Input records =
--
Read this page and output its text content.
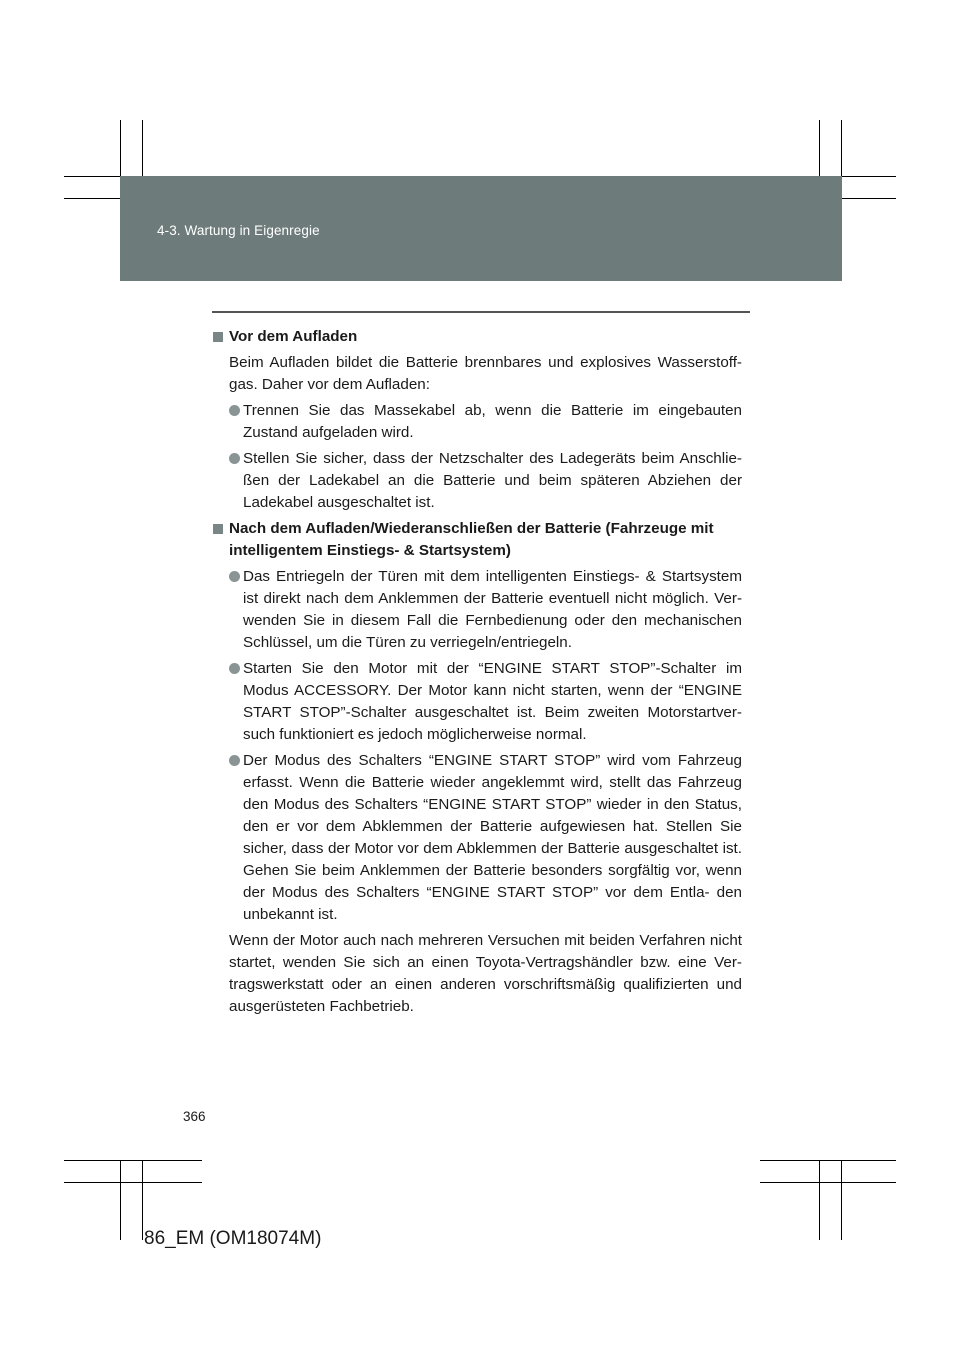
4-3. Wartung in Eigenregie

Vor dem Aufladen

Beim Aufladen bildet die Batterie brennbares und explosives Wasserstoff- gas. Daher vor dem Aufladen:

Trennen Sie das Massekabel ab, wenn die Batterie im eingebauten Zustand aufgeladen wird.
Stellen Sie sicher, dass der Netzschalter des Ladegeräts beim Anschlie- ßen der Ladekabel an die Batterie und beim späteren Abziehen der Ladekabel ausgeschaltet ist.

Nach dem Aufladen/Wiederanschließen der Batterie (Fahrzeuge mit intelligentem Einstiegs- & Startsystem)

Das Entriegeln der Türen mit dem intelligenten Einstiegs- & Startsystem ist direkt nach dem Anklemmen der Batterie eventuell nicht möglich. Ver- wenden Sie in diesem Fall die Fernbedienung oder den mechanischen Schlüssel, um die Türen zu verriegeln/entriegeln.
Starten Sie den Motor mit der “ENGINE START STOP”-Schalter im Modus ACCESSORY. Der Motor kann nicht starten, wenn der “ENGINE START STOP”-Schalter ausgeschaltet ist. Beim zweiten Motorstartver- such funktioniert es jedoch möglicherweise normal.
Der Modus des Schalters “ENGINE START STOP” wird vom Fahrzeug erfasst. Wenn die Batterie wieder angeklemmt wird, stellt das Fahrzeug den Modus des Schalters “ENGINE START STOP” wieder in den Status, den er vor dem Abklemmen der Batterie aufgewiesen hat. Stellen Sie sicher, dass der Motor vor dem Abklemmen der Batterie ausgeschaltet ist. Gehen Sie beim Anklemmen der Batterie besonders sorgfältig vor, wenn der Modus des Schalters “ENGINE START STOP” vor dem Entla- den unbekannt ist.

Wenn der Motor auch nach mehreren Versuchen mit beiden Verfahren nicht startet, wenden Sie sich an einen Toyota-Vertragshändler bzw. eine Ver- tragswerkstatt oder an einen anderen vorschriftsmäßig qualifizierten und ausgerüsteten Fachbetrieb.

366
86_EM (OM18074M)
--
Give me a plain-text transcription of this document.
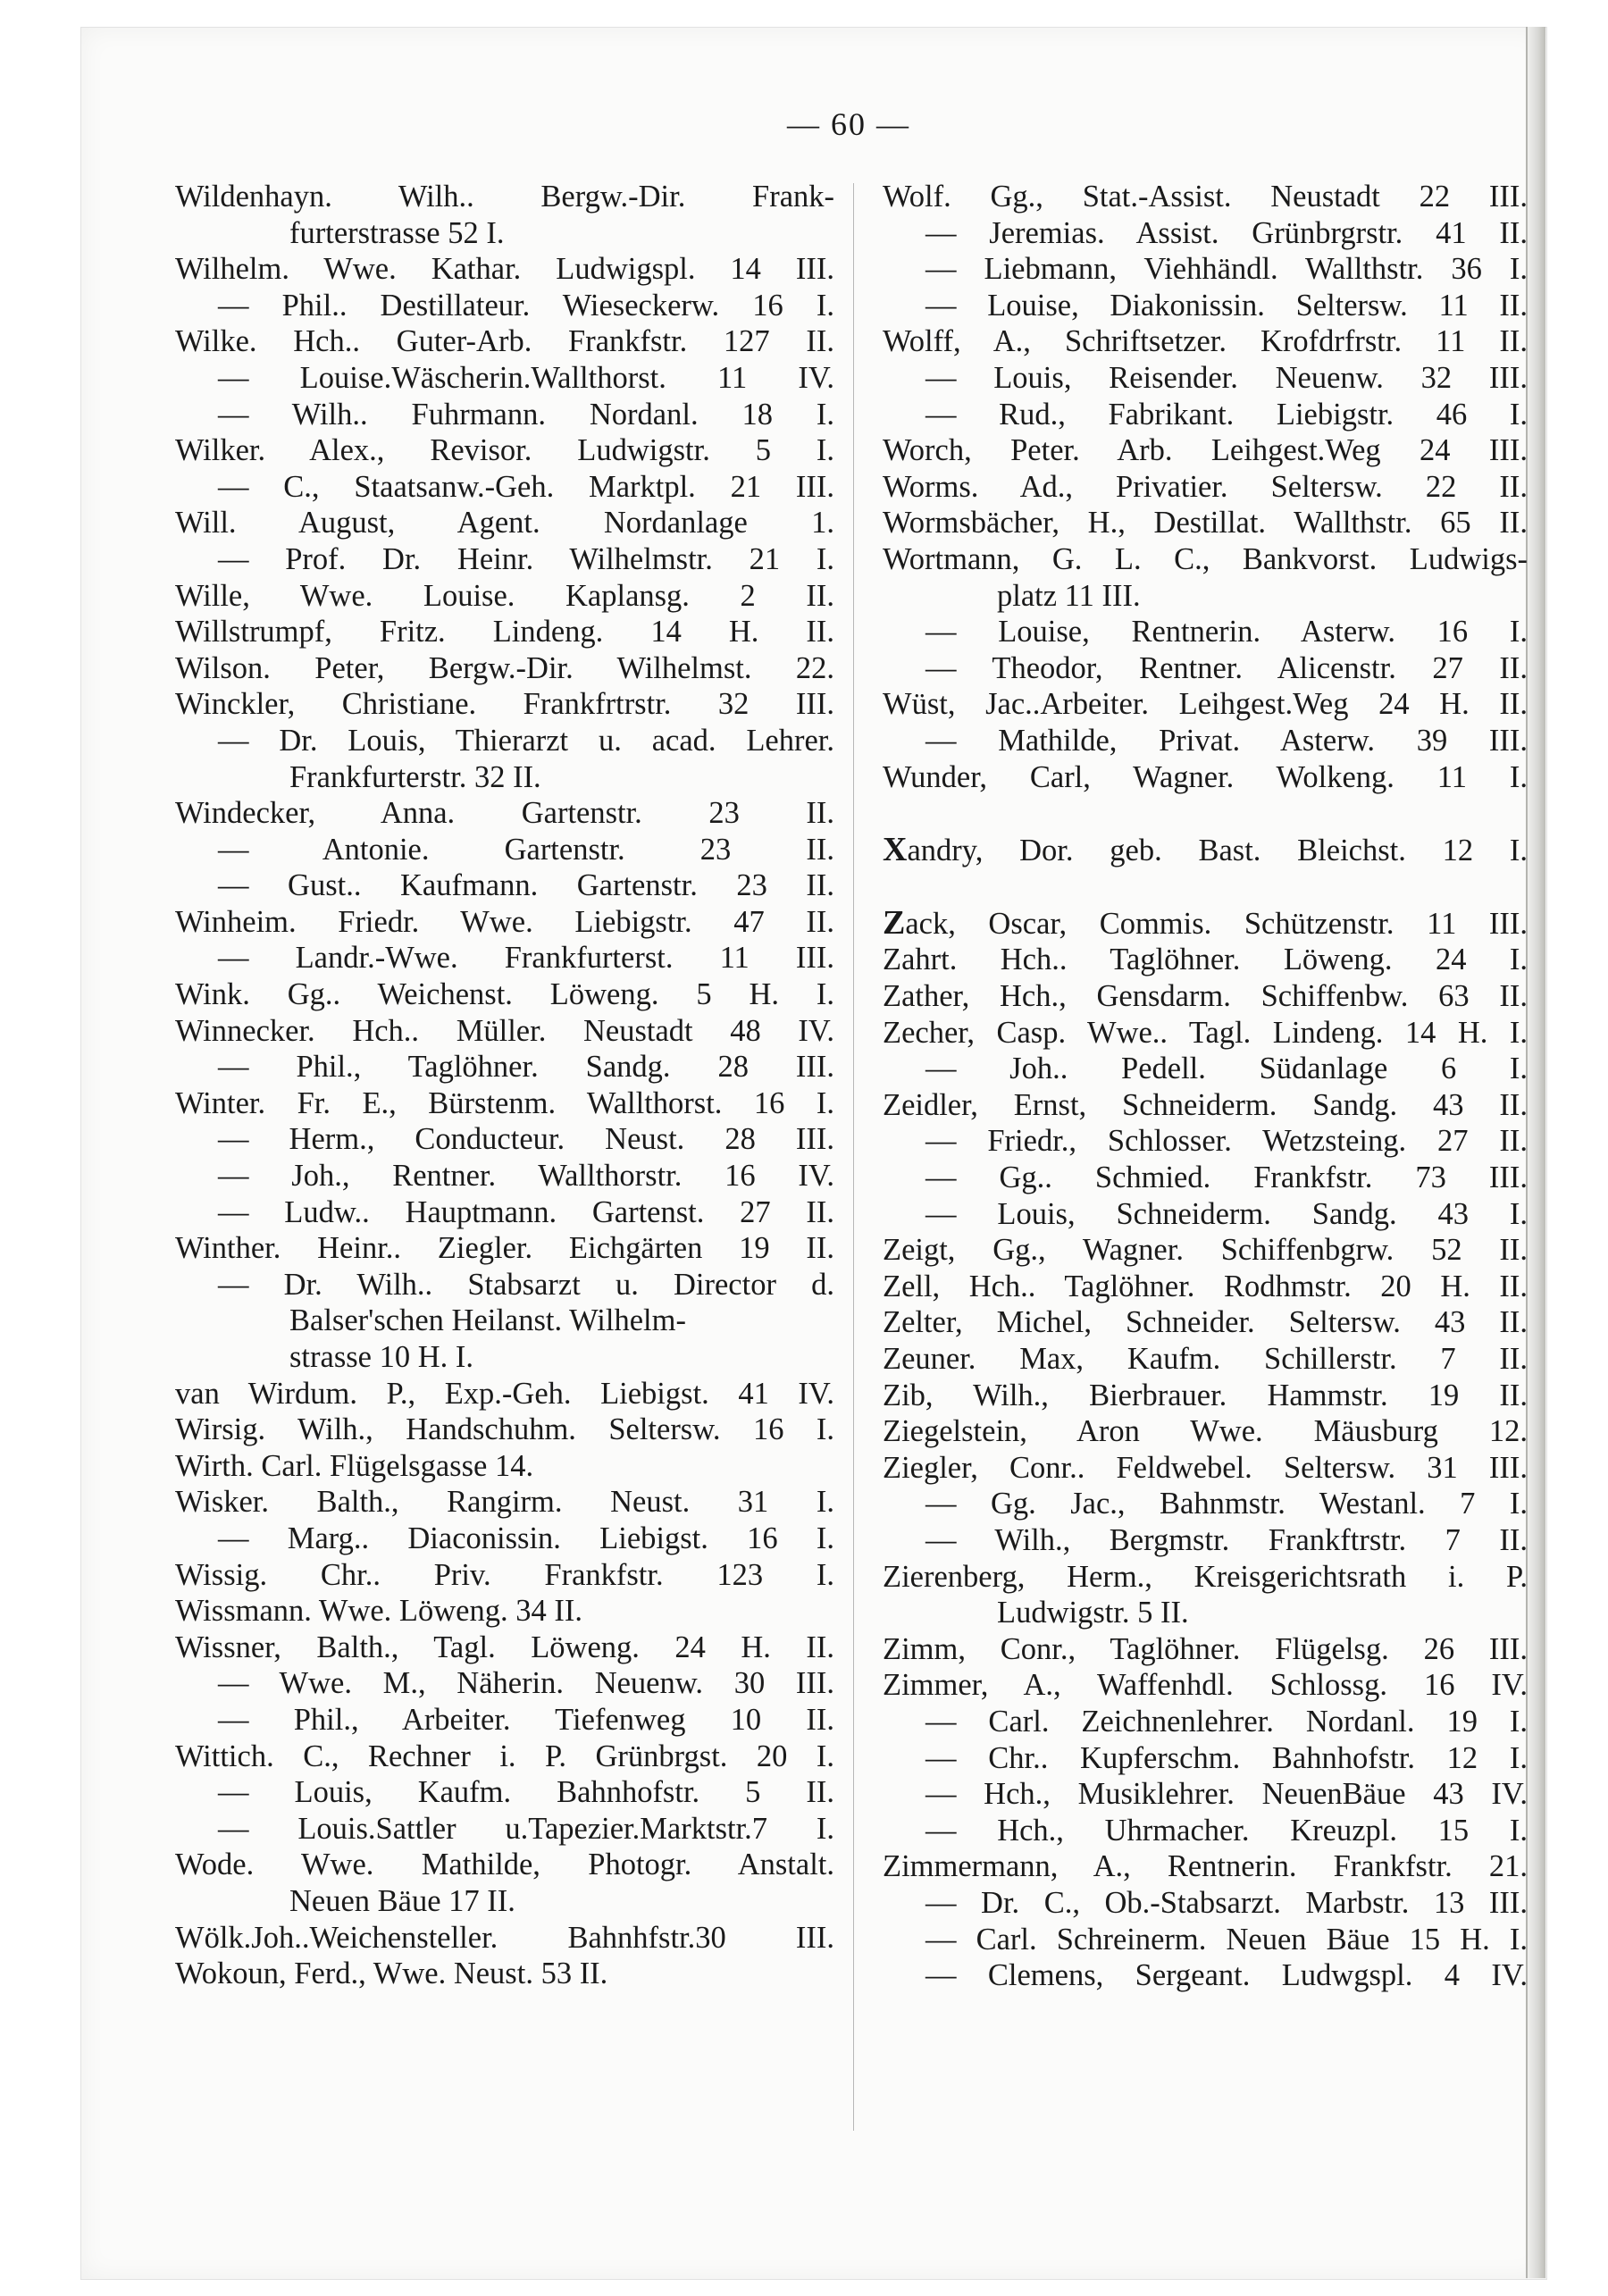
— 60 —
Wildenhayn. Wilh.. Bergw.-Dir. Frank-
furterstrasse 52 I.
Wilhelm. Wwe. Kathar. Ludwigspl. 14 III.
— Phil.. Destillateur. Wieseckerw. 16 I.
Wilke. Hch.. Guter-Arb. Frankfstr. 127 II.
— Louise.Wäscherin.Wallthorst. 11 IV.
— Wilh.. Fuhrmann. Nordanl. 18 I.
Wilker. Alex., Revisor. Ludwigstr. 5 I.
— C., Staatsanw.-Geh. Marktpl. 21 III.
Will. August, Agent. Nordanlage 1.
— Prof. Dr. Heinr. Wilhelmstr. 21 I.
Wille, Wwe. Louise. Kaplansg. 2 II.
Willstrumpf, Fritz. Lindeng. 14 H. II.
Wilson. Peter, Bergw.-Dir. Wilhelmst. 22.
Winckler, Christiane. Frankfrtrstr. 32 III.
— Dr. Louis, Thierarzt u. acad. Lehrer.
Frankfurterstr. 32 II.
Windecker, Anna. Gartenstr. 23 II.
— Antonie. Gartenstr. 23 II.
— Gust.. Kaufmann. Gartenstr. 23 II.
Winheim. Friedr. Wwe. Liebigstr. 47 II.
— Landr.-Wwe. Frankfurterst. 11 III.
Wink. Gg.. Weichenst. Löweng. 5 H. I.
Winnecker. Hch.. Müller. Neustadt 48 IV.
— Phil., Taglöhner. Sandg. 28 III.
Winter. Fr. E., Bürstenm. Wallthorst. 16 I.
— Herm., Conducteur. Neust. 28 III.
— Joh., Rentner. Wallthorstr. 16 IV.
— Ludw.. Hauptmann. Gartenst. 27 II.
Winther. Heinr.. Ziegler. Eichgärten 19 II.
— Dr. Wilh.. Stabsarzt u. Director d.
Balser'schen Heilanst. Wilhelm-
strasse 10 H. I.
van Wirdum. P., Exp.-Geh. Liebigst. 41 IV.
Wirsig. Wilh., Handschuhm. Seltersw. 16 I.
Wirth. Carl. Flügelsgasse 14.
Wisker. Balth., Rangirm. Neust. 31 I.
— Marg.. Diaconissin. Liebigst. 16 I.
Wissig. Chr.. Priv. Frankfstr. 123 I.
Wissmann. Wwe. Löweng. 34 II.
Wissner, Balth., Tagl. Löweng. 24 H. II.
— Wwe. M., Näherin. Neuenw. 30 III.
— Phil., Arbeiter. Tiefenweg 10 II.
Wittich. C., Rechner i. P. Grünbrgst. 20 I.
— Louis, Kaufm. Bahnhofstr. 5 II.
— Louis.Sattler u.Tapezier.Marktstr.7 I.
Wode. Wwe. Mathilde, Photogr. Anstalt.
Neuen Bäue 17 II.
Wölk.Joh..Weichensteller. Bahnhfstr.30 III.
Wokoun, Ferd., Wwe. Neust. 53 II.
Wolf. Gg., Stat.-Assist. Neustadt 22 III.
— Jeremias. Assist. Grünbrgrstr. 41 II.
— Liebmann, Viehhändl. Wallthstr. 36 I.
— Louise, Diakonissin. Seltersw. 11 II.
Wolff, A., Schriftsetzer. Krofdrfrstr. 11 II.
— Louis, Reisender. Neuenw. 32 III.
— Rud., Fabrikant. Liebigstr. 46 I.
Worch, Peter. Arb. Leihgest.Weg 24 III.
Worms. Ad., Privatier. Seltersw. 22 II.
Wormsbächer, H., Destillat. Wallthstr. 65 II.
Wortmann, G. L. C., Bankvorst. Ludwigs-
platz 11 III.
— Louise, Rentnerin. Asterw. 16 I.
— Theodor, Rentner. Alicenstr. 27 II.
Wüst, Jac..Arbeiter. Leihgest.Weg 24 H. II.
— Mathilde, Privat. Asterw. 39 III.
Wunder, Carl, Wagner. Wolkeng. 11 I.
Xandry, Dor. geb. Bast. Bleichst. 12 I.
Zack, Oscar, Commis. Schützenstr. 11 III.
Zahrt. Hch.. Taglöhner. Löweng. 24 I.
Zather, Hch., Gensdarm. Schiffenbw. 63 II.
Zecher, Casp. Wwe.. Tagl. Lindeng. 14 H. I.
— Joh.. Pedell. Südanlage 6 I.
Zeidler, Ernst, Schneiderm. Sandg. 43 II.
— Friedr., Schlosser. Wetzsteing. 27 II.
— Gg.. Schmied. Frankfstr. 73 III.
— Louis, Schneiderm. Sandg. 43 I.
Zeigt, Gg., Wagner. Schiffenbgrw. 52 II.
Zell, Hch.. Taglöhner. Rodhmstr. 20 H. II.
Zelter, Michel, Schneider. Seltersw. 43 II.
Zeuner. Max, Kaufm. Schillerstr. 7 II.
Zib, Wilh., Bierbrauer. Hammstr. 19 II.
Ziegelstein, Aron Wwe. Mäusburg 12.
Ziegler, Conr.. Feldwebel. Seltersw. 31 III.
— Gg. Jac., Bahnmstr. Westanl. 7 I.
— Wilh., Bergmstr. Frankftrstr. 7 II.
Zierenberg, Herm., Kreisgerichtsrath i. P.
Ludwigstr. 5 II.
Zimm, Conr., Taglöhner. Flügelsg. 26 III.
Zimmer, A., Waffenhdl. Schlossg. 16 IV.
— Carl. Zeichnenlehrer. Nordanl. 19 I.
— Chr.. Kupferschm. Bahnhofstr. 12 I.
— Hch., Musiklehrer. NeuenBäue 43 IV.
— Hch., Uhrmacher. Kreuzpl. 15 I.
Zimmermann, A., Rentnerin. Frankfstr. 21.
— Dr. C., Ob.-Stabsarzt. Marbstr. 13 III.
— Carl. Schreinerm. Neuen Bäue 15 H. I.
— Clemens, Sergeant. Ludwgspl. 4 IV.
--
Exercise =
Copy out every line holding the string "ENGINE".

Output of the task =
Starten Sie den Motor mit der “ENGINE START STOP”-Schalter im Modus ACCESSORY. Der Motor kann nicht starten, wenn der “ENGINE START STOP”-Schalter ausgeschaltet ist. Beim zweiten Motorstartver- such funktioniert es jedoch möglicherweise normal.
Der Modus des Schalters “ENGINE START STOP” wird vom Fahrzeug erfasst. Wenn die Batterie wieder angeklemmt wird, stellt das Fahrzeug den Modus des Schalters “ENGINE START STOP” wieder in den Status, den er vor dem Abklemmen der Batterie aufgewiesen hat. Stellen Sie sicher, dass der Motor vor dem Abklemmen der Batterie ausgeschaltet ist. Gehen Sie beim Anklemmen der Batterie besonders sorgfältig vor, wenn der Modus des Schalters “ENGINE START STOP” vor dem Entla- den unbekannt ist.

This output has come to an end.